-- Entries provided start --
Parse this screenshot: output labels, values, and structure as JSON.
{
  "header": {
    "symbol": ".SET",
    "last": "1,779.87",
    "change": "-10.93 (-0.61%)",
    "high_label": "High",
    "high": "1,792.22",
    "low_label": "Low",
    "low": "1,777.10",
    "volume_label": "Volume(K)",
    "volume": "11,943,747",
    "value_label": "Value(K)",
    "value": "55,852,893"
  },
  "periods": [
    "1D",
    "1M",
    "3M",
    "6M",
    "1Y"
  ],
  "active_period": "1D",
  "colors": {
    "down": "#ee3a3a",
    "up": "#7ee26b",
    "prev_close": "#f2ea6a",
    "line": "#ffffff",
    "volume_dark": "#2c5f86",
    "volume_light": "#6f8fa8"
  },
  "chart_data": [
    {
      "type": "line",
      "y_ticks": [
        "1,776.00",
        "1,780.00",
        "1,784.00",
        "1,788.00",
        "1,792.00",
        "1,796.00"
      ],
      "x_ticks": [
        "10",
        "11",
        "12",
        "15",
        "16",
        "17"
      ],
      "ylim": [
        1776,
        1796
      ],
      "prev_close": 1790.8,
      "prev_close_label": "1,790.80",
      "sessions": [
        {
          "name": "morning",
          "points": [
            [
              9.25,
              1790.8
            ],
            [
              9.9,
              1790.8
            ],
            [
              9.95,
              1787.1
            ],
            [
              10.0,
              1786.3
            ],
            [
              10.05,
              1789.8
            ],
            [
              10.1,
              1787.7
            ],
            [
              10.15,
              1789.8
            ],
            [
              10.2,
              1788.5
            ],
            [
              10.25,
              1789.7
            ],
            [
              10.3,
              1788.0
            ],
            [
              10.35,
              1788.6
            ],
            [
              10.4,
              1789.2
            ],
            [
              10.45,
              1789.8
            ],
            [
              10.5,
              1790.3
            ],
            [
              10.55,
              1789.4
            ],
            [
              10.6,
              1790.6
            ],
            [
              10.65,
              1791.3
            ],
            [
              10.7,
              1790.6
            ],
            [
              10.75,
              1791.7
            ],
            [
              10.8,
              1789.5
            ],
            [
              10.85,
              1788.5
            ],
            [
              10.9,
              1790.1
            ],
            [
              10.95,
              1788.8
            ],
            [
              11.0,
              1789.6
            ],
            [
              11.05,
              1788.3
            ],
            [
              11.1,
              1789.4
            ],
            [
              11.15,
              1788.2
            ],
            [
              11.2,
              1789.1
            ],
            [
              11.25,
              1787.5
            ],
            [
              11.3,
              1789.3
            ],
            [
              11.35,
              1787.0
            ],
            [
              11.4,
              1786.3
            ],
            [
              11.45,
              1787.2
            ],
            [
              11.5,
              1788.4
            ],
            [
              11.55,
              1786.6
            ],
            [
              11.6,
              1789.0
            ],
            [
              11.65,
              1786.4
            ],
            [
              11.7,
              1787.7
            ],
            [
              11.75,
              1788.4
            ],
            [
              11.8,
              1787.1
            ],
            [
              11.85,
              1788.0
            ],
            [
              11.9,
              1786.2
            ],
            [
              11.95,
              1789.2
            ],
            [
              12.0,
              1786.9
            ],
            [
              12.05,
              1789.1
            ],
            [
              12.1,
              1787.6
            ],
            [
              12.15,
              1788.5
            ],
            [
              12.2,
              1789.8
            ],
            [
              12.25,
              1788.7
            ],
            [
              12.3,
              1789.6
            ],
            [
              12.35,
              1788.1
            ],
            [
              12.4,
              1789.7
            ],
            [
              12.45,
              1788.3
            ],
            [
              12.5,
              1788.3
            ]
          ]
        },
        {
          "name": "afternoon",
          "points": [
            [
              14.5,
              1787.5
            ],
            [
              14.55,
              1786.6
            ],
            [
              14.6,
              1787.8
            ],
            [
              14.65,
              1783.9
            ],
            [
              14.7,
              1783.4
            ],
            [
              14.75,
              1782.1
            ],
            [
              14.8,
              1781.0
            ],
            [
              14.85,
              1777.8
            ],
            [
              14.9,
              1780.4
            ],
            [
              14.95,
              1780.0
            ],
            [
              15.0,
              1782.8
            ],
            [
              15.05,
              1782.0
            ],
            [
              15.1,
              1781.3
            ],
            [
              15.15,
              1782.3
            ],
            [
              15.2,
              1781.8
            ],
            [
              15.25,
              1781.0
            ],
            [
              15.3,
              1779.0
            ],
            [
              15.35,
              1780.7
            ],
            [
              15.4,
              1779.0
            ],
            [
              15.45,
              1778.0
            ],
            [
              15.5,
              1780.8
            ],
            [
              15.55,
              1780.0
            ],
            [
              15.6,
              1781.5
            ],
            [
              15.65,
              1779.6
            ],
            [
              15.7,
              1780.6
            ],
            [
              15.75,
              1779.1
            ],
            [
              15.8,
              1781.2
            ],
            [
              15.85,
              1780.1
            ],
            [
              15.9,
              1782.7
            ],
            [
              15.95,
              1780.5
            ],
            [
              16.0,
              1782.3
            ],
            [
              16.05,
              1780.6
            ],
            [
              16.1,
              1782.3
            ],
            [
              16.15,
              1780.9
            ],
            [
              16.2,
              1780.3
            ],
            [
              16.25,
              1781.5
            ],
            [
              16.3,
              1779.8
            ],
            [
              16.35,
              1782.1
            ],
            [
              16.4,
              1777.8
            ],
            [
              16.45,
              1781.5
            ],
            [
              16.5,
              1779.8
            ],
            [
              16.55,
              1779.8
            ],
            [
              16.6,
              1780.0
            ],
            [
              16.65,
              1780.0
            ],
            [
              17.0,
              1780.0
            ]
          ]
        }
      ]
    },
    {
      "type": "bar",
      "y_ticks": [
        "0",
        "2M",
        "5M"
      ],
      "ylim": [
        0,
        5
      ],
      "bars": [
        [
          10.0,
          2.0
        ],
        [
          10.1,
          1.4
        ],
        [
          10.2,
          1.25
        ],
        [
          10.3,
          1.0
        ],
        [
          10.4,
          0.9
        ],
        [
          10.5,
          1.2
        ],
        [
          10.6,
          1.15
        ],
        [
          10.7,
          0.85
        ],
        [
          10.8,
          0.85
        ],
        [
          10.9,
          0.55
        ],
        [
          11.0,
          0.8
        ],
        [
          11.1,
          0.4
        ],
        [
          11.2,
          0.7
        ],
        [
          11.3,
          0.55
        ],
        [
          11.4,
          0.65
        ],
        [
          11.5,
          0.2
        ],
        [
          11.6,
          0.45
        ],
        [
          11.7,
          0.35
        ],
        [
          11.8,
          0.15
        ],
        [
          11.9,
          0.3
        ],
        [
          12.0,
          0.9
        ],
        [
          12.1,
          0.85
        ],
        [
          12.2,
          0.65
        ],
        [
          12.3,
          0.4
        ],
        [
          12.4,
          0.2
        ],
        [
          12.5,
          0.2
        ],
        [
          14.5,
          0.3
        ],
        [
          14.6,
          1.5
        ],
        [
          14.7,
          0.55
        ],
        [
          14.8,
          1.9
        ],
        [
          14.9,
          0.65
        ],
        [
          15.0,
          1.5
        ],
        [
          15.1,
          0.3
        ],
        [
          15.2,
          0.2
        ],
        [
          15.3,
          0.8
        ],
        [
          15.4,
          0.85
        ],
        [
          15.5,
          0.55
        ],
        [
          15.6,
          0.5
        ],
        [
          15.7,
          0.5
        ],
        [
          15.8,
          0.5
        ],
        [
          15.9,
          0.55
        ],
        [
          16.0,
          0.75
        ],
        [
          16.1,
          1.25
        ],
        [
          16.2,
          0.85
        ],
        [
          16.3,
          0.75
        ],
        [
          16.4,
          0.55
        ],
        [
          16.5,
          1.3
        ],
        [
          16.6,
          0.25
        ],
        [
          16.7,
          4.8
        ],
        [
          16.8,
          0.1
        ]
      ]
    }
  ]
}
-- Entries provided end --
Short problem ▸
Go through the data and return every record exactly.

Reply to the task ▸
Parse this screenshot: output labels, values, and structure as JSON.
{
  "header": {
    "symbol": ".SET",
    "last": "1,779.87",
    "change": "-10.93 (-0.61%)",
    "high_label": "High",
    "high": "1,792.22",
    "low_label": "Low",
    "low": "1,777.10",
    "volume_label": "Volume(K)",
    "volume": "11,943,747",
    "value_label": "Value(K)",
    "value": "55,852,893"
  },
  "periods": [
    "1D",
    "1M",
    "3M",
    "6M",
    "1Y"
  ],
  "active_period": "1D",
  "colors": {
    "down": "#ee3a3a",
    "up": "#7ee26b",
    "prev_close": "#f2ea6a",
    "line": "#ffffff",
    "volume_dark": "#2c5f86",
    "volume_light": "#6f8fa8"
  },
  "chart_data": [
    {
      "type": "line",
      "y_ticks": [
        "1,776.00",
        "1,780.00",
        "1,784.00",
        "1,788.00",
        "1,792.00",
        "1,796.00"
      ],
      "x_ticks": [
        "10",
        "11",
        "12",
        "15",
        "16",
        "17"
      ],
      "ylim": [
        1776,
        1796
      ],
      "prev_close": 1790.8,
      "prev_close_label": "1,790.80",
      "sessions": [
        {
          "name": "morning",
          "points": [
            [
              9.25,
              1790.8
            ],
            [
              9.9,
              1790.8
            ],
            [
              9.95,
              1787.1
            ],
            [
              10.0,
              1786.3
            ],
            [
              10.05,
              1789.8
            ],
            [
              10.1,
              1787.7
            ],
            [
              10.15,
              1789.8
            ],
            [
              10.2,
              1788.5
            ],
            [
              10.25,
              1789.7
            ],
            [
              10.3,
              1788.0
            ],
            [
              10.35,
              1788.6
            ],
            [
              10.4,
              1789.2
            ],
            [
              10.45,
              1789.8
            ],
            [
              10.5,
              1790.3
            ],
            [
              10.55,
              1789.4
            ],
            [
              10.6,
              1790.6
            ],
            [
              10.65,
              1791.3
            ],
            [
              10.7,
              1790.6
            ],
            [
              10.75,
              1791.7
            ],
            [
              10.8,
              1789.5
            ],
            [
              10.85,
              1788.5
            ],
            [
              10.9,
              1790.1
            ],
            [
              10.95,
              1788.8
            ],
            [
              11.0,
              1789.6
            ],
            [
              11.05,
              1788.3
            ],
            [
              11.1,
              1789.4
            ],
            [
              11.15,
              1788.2
            ],
            [
              11.2,
              1789.1
            ],
            [
              11.25,
              1787.5
            ],
            [
              11.3,
              1789.3
            ],
            [
              11.35,
              1787.0
            ],
            [
              11.4,
              1786.3
            ],
            [
              11.45,
              1787.2
            ],
            [
              11.5,
              1788.4
            ],
            [
              11.55,
              1786.6
            ],
            [
              11.6,
              1789.0
            ],
            [
              11.65,
              1786.4
            ],
            [
              11.7,
              1787.7
            ],
            [
              11.75,
              1788.4
            ],
            [
              11.8,
              1787.1
            ],
            [
              11.85,
              1788.0
            ],
            [
              11.9,
              1786.2
            ],
            [
              11.95,
              1789.2
            ],
            [
              12.0,
              1786.9
            ],
            [
              12.05,
              1789.1
            ],
            [
              12.1,
              1787.6
            ],
            [
              12.15,
              1788.5
            ],
            [
              12.2,
              1789.8
            ],
            [
              12.25,
              1788.7
            ],
            [
              12.3,
              1789.6
            ],
            [
              12.35,
              1788.1
            ],
            [
              12.4,
              1789.7
            ],
            [
              12.45,
              1788.3
            ],
            [
              12.5,
              1788.3
            ]
          ]
        },
        {
          "name": "afternoon",
          "points": [
            [
              14.5,
              1787.5
            ],
            [
              14.55,
              1786.6
            ],
            [
              14.6,
              1787.8
            ],
            [
              14.65,
              1783.9
            ],
            [
              14.7,
              1783.4
            ],
            [
              14.75,
              1782.1
            ],
            [
              14.8,
              1781.0
            ],
            [
              14.85,
              1777.8
            ],
            [
              14.9,
              1780.4
            ],
            [
              14.95,
              1780.0
            ],
            [
              15.0,
              1782.8
            ],
            [
              15.05,
              1782.0
            ],
            [
              15.1,
              1781.3
            ],
            [
              15.15,
              1782.3
            ],
            [
              15.2,
              1781.8
            ],
            [
              15.25,
              1781.0
            ],
            [
              15.3,
              1779.0
            ],
            [
              15.35,
              1780.7
            ],
            [
              15.4,
              1779.0
            ],
            [
              15.45,
              1778.0
            ],
            [
              15.5,
              1780.8
            ],
            [
              15.55,
              1780.0
            ],
            [
              15.6,
              1781.5
            ],
            [
              15.65,
              1779.6
            ],
            [
              15.7,
              1780.6
            ],
            [
              15.75,
              1779.1
            ],
            [
              15.8,
              1781.2
            ],
            [
              15.85,
              1780.1
            ],
            [
              15.9,
              1782.7
            ],
            [
              15.95,
              1780.5
            ],
            [
              16.0,
              1782.3
            ],
            [
              16.05,
              1780.6
            ],
            [
              16.1,
              1782.3
            ],
            [
              16.15,
              1780.9
            ],
            [
              16.2,
              1780.3
            ],
            [
              16.25,
              1781.5
            ],
            [
              16.3,
              1779.8
            ],
            [
              16.35,
              1782.1
            ],
            [
              16.4,
              1777.8
            ],
            [
              16.45,
              1781.5
            ],
            [
              16.5,
              1779.8
            ],
            [
              16.55,
              1779.8
            ],
            [
              16.6,
              1780.0
            ],
            [
              16.65,
              1780.0
            ],
            [
              17.0,
              1780.0
            ]
          ]
        }
      ]
    },
    {
      "type": "bar",
      "y_ticks": [
        "0",
        "2M",
        "5M"
      ],
      "ylim": [
        0,
        5
      ],
      "bars": [
        [
          10.0,
          2.0
        ],
        [
          10.1,
          1.4
        ],
        [
          10.2,
          1.25
        ],
        [
          10.3,
          1.0
        ],
        [
          10.4,
          0.9
        ],
        [
          10.5,
          1.2
        ],
        [
          10.6,
          1.15
        ],
        [
          10.7,
          0.85
        ],
        [
          10.8,
          0.85
        ],
        [
          10.9,
          0.55
        ],
        [
          11.0,
          0.8
        ],
        [
          11.1,
          0.4
        ],
        [
          11.2,
          0.7
        ],
        [
          11.3,
          0.55
        ],
        [
          11.4,
          0.65
        ],
        [
          11.5,
          0.2
        ],
        [
          11.6,
          0.45
        ],
        [
          11.7,
          0.35
        ],
        [
          11.8,
          0.15
        ],
        [
          11.9,
          0.3
        ],
        [
          12.0,
          0.9
        ],
        [
          12.1,
          0.85
        ],
        [
          12.2,
          0.65
        ],
        [
          12.3,
          0.4
        ],
        [
          12.4,
          0.2
        ],
        [
          12.5,
          0.2
        ],
        [
          14.5,
          0.3
        ],
        [
          14.6,
          1.5
        ],
        [
          14.7,
          0.55
        ],
        [
          14.8,
          1.9
        ],
        [
          14.9,
          0.65
        ],
        [
          15.0,
          1.5
        ],
        [
          15.1,
          0.3
        ],
        [
          15.2,
          0.2
        ],
        [
          15.3,
          0.8
        ],
        [
          15.4,
          0.85
        ],
        [
          15.5,
          0.55
        ],
        [
          15.6,
          0.5
        ],
        [
          15.7,
          0.5
        ],
        [
          15.8,
          0.5
        ],
        [
          15.9,
          0.55
        ],
        [
          16.0,
          0.75
        ],
        [
          16.1,
          1.25
        ],
        [
          16.2,
          0.85
        ],
        [
          16.3,
          0.75
        ],
        [
          16.4,
          0.55
        ],
        [
          16.5,
          1.3
        ],
        [
          16.6,
          0.25
        ],
        [
          16.7,
          4.8
        ],
        [
          16.8,
          0.1
        ]
      ]
    }
  ]
}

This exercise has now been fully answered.